___ Data rows ___

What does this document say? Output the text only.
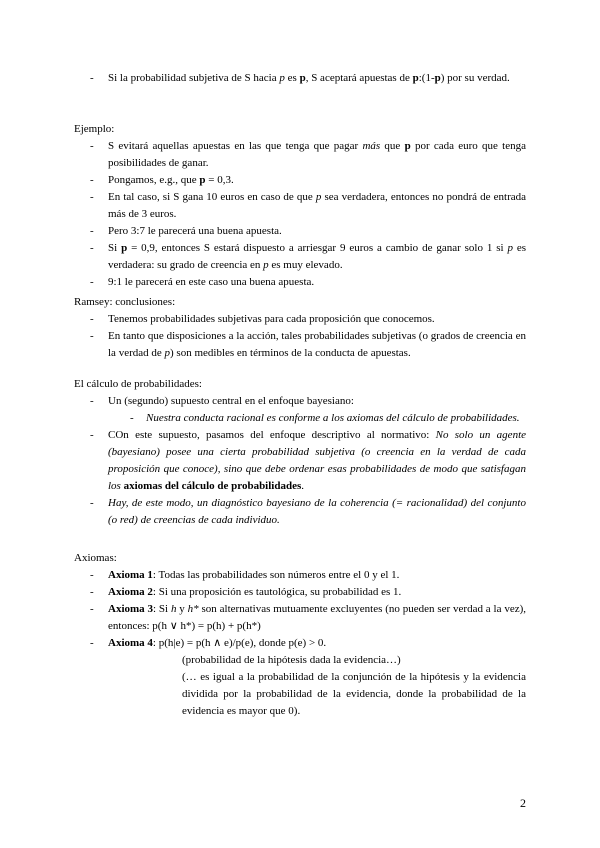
- Si la probabilidad subjetiva de S hacia p es p, S aceptará apuestas de p:(1-p) por su verdad.
Ejemplo:
- S evitará aquellas apuestas en las que tenga que pagar más que p por cada euro que tenga posibilidades de ganar.
- Pongamos, e.g., que p = 0,3.
- En tal caso, si S gana 10 euros en caso de que p sea verdadera, entonces no pondrá de entrada más de 3 euros.
- Pero 3:7 le parecerá una buena apuesta.
- Si p = 0,9, entonces S estará dispuesto a arriesgar 9 euros a cambio de ganar solo 1 si p es verdadera: su grado de creencia en p es muy elevado.
- 9:1 le parecerá en este caso una buena apuesta.
Ramsey: conclusiones:
- Tenemos probabilidades subjetivas para cada proposición que conocemos.
- En tanto que disposiciones a la acción, tales probabilidades subjetivas (o grados de creencia en la verdad de p) son medibles en términos de la conducta de apuestas.
El cálculo de probabilidades:
- Un (segundo) supuesto central en el enfoque bayesiano:
- Nuestra conducta racional es conforme a los axiomas del cálculo de probabilidades.
- COn este supuesto, pasamos del enfoque descriptivo al normativo: No solo un agente (bayesiano) posee una cierta probabilidad subjetiva (o creencia en la verdad de cada proposición que conoce), sino que debe ordenar esas probabilidades de modo que satisfagan los axiomas del cálculo de probabilidades.
- Hay, de este modo, un diagnóstico bayesiano de la coherencia (= racionalidad) del conjunto (o red) de creencias de cada individuo.
Axiomas:
- Axioma 1: Todas las probabilidades son números entre el 0 y el 1.
- Axioma 2: Si una proposición es tautológica, su probabilidad es 1.
- Axioma 3: Si h y h* son alternativas mutuamente excluyentes (no pueden ser verdad a la vez), entonces: p(h ∨ h*) = p(h) + p(h*)
- Axioma 4: p(h|e) = p(h ∧ e)/p(e), donde p(e) > 0.
(probabilidad de la hipótesis dada la evidencia…)
(… es igual a la probabilidad de la conjunción de la hipótesis y la evidencia dividida por la probabilidad de la evidencia, donde la probabilidad de la evidencia es mayor que 0).
2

___

**Set task:** Look through the listing above and count the lines where the string "buena" appears. Report the number only.

**Task response:** 2